[EXTRACTED RECORDS]
· · · · · · ·

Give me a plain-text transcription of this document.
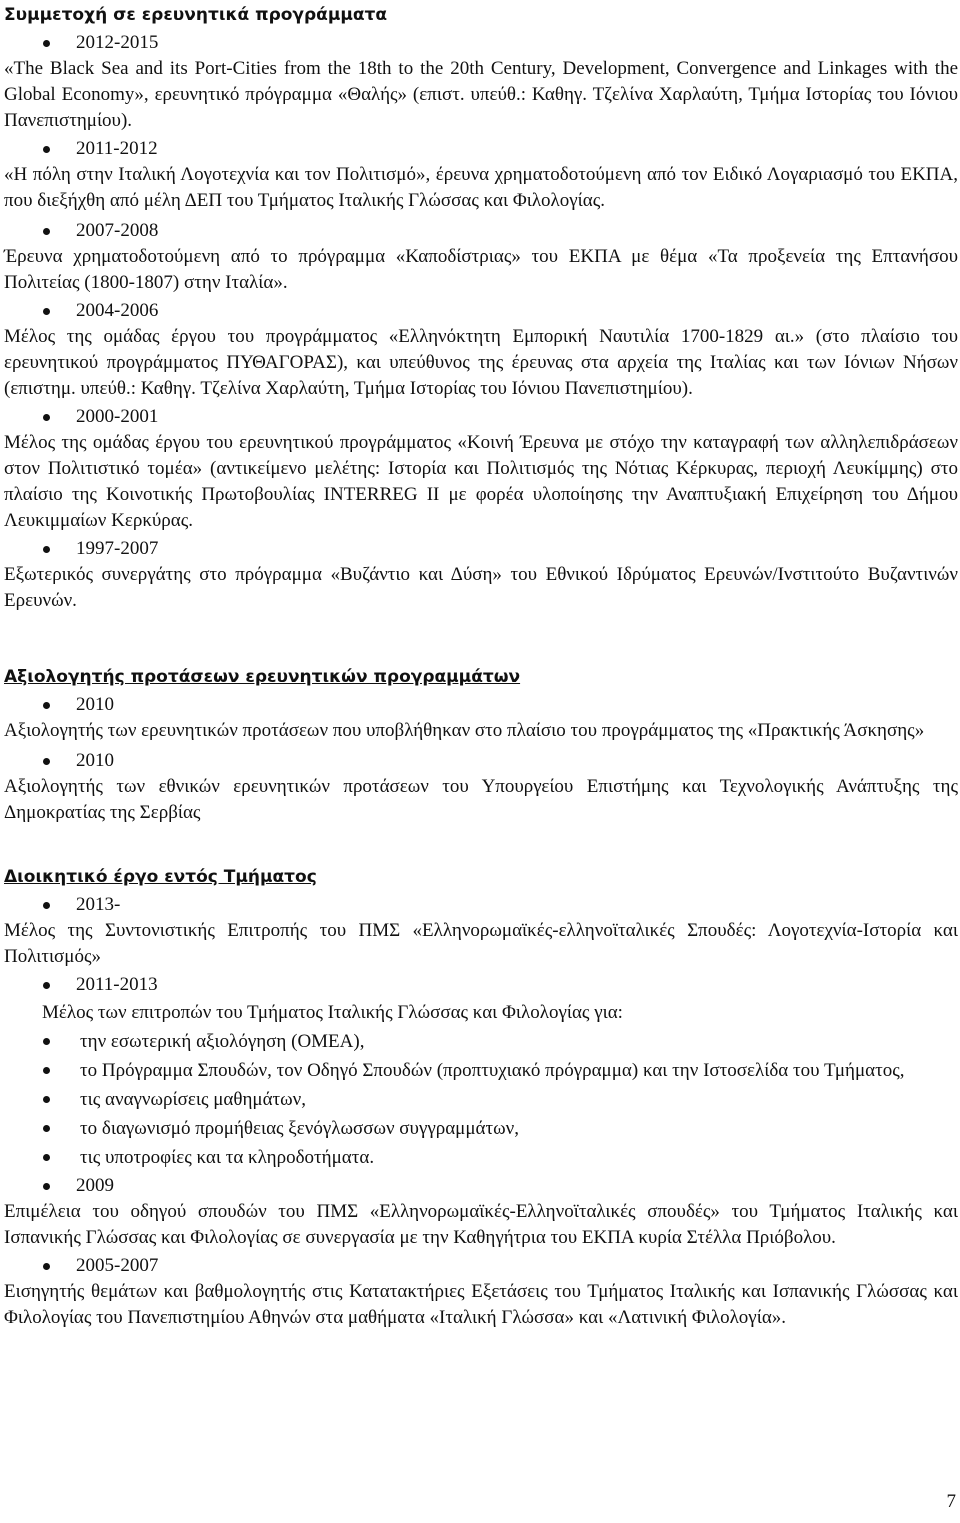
Συμμετοχή σε ερευνητικά προγράμματα

2012-2015

«The Black Sea and its Port-Cities from the 18th to the 20th Century, Development, Convergence and Linkages with the Global Economy», ερευνητικό πρόγραμμα «Θαλής» (επιστ. υπεύθ.: Καθηγ. Τζελίνα Χαρλαύτη, Τμήμα Ιστορίας του Ιόνιου Πανεπιστημίου).

2011-2012

«Η πόλη στην Ιταλική Λογοτεχνία και τον Πολιτισμό», έρευνα χρηματοδοτούμενη από τον Ειδικό Λογαριασμό του ΕΚΠΑ, που διεξήχθη από μέλη ΔΕΠ του Τμήματος Ιταλικής Γλώσσας και Φιλολογίας.

2007-2008

Έρευνα χρηματοδοτούμενη από το πρόγραμμα «Καποδίστριας» του ΕΚΠΑ με θέμα «Τα προξενεία της Επτανήσου Πολιτείας (1800-1807) στην Ιταλία».

2004-2006

Μέλος της ομάδας έργου του προγράμματος «Ελληνόκτητη Εμπορική Ναυτιλία 1700-1829 αι.» (στο πλαίσιο του ερευνητικού προγράμματος ΠΥΘΑΓΟΡΑΣ), και υπεύθυνος της έρευνας στα αρχεία της Ιταλίας και των Ιόνιων Νήσων (επιστημ. υπεύθ.: Καθηγ. Τζελίνα Χαρλαύτη, Τμήμα Ιστορίας του Ιόνιου Πανεπιστημίου).

2000-2001

Μέλος της ομάδας έργου του ερευνητικού προγράμματος «Κοινή Έρευνα με στόχο την καταγραφή των αλληλεπιδράσεων στον Πολιτιστικό τομέα» (αντικείμενο μελέτης: Ιστορία και Πολιτισμός της Νότιας Κέρκυρας, περιοχή Λευκίμμης) στο πλαίσιο της Κοινοτικής Πρωτοβουλίας INTERREG II με φορέα υλοποίησης την Αναπτυξιακή Επιχείρηση του Δήμου Λευκιμμαίων Κερκύρας.

1997-2007

Εξωτερικός συνεργάτης στο πρόγραμμα «Βυζάντιο και Δύση» του Εθνικού Ιδρύματος Ερευνών/Ινστιτούτο Βυζαντινών Ερευνών.

Αξιολογητής προτάσεων ερευνητικών προγραμμάτων

2010

Αξιολογητής των ερευνητικών προτάσεων που υποβλήθηκαν στο πλαίσιο του προγράμματος της «Πρακτικής Άσκησης»

2010

Αξιολογητής των εθνικών ερευνητικών προτάσεων του Υπουργείου Επιστήμης και Τεχνολογικής Ανάπτυξης της Δημοκρατίας της Σερβίας

Διοικητικό έργο εντός Τμήματος

2013-

Μέλος της Συντονιστικής Επιτροπής του ΠΜΣ «Ελληνορωμαϊκές-ελληνοϊταλικές Σπουδές: Λογοτεχνία-Ιστορία και Πολιτισμός»

2011-2013

Μέλος των επιτροπών του Τμήματος Ιταλικής Γλώσσας και Φιλολογίας για:

την εσωτερική αξιολόγηση (ΟΜΕΑ),
το Πρόγραμμα Σπουδών, τον Οδηγό Σπουδών (προπτυχιακό πρόγραμμα) και την Ιστοσελίδα του Τμήματος,
τις αναγνωρίσεις μαθημάτων,
το διαγωνισμό προμήθειας ξενόγλωσσων συγγραμμάτων,
τις υποτροφίες και τα κληροδοτήματα.

2009

Επιμέλεια του οδηγού σπουδών του ΠΜΣ «Ελληνορωμαϊκές-Ελληνοϊταλικές σπουδές» του Τμήματος Ιταλικής και Ισπανικής Γλώσσας και Φιλολογίας σε συνεργασία με την Καθηγήτρια του ΕΚΠΑ κυρία Στέλλα Πριόβολου.

2005-2007

Εισηγητής θεμάτων και βαθμολογητής στις Κατατακτήριες Εξετάσεις του Τμήματος Ιταλικής και Ισπανικής Γλώσσας και Φιλολογίας του Πανεπιστημίου Αθηνών στα μαθήματα «Ιταλική Γλώσσα» και «Λατινική Φιλολογία».

7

· · · · · · ·

[TASK GOAL]
Copy every line of the data exactly as written, excluding the pictures.

[TASK RESPONSE]
Give me a plain-text transcription of this document.
Συμμετοχή σε ερευνητικά προγράμματα

2012-2015

«The Black Sea and its Port-Cities from the 18th to the 20th Century, Development, Convergence and Linkages with the Global Economy», ερευνητικό πρόγραμμα «Θαλής» (επιστ. υπεύθ.: Καθηγ. Τζελίνα Χαρλαύτη, Τμήμα Ιστορίας του Ιόνιου Πανεπιστημίου).

2011-2012

«Η πόλη στην Ιταλική Λογοτεχνία και τον Πολιτισμό», έρευνα χρηματοδοτούμενη από τον Ειδικό Λογαριασμό του ΕΚΠΑ, που διεξήχθη από μέλη ΔΕΠ του Τμήματος Ιταλικής Γλώσσας και Φιλολογίας.

2007-2008

Έρευνα χρηματοδοτούμενη από το πρόγραμμα «Καποδίστριας» του ΕΚΠΑ με θέμα «Τα προξενεία της Επτανήσου Πολιτείας (1800-1807) στην Ιταλία».

2004-2006

Μέλος της ομάδας έργου του προγράμματος «Ελληνόκτητη Εμπορική Ναυτιλία 1700-1829 αι.» (στο πλαίσιο του ερευνητικού προγράμματος ΠΥΘΑΓΟΡΑΣ), και υπεύθυνος της έρευνας στα αρχεία της Ιταλίας και των Ιόνιων Νήσων (επιστημ. υπεύθ.: Καθηγ. Τζελίνα Χαρλαύτη, Τμήμα Ιστορίας του Ιόνιου Πανεπιστημίου).

2000-2001

Μέλος της ομάδας έργου του ερευνητικού προγράμματος «Κοινή Έρευνα με στόχο την καταγραφή των αλληλεπιδράσεων στον Πολιτιστικό τομέα» (αντικείμενο μελέτης: Ιστορία και Πολιτισμός της Νότιας Κέρκυρας, περιοχή Λευκίμμης) στο πλαίσιο της Κοινοτικής Πρωτοβουλίας INTERREG II με φορέα υλοποίησης την Αναπτυξιακή Επιχείρηση του Δήμου Λευκιμμαίων Κερκύρας.

1997-2007

Εξωτερικός συνεργάτης στο πρόγραμμα «Βυζάντιο και Δύση» του Εθνικού Ιδρύματος Ερευνών/Ινστιτούτο Βυζαντινών Ερευνών.

Αξιολογητής προτάσεων ερευνητικών προγραμμάτων

2010

Αξιολογητής των ερευνητικών προτάσεων που υποβλήθηκαν στο πλαίσιο του προγράμματος της «Πρακτικής Άσκησης»

2010

Αξιολογητής των εθνικών ερευνητικών προτάσεων του Υπουργείου Επιστήμης και Τεχνολογικής Ανάπτυξης της Δημοκρατίας της Σερβίας

Διοικητικό έργο εντός Τμήματος

2013-

Μέλος της Συντονιστικής Επιτροπής του ΠΜΣ «Ελληνορωμαϊκές-ελληνοϊταλικές Σπουδές: Λογοτεχνία-Ιστορία και Πολιτισμός»

2011-2013

Μέλος των επιτροπών του Τμήματος Ιταλικής Γλώσσας και Φιλολογίας για:

την εσωτερική αξιολόγηση (ΟΜΕΑ),
το Πρόγραμμα Σπουδών, τον Οδηγό Σπουδών (προπτυχιακό πρόγραμμα) και την Ιστοσελίδα του Τμήματος,
τις αναγνωρίσεις μαθημάτων,
το διαγωνισμό προμήθειας ξενόγλωσσων συγγραμμάτων,
τις υποτροφίες και τα κληροδοτήματα.

2009

Επιμέλεια του οδηγού σπουδών του ΠΜΣ «Ελληνορωμαϊκές-Ελληνοϊταλικές σπουδές» του Τμήματος Ιταλικής και Ισπανικής Γλώσσας και Φιλολογίας σε συνεργασία με την Καθηγήτρια του ΕΚΠΑ κυρία Στέλλα Πριόβολου.

2005-2007

Εισηγητής θεμάτων και βαθμολογητής στις Κατατακτήριες Εξετάσεις του Τμήματος Ιταλικής και Ισπανικής Γλώσσας και Φιλολογίας του Πανεπιστημίου Αθηνών στα μαθήματα «Ιταλική Γλώσσα» και «Λατινική Φιλολογία».

7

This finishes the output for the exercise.